* begin DATASET ROWS *
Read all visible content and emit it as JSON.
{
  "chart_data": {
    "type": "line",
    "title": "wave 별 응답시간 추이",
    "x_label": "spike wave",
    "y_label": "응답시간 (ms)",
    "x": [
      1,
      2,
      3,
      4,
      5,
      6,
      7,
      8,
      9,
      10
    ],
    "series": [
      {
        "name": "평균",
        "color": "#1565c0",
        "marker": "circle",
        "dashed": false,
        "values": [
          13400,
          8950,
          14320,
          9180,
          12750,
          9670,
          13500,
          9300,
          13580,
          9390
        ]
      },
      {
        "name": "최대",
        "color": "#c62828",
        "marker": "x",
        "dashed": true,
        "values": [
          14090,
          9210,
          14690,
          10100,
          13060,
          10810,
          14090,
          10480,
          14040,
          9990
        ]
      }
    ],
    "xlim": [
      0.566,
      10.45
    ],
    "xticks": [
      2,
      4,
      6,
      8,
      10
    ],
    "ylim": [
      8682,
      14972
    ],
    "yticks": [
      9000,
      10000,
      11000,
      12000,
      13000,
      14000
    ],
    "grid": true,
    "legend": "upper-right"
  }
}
* end DATASET ROWS *
### JOB
Extract, from the material above, each line holding the word "wave".

### EXPECTED ANSWER
    "title": "wave 별 응답시간 추이",
    "x_label": "spike wave",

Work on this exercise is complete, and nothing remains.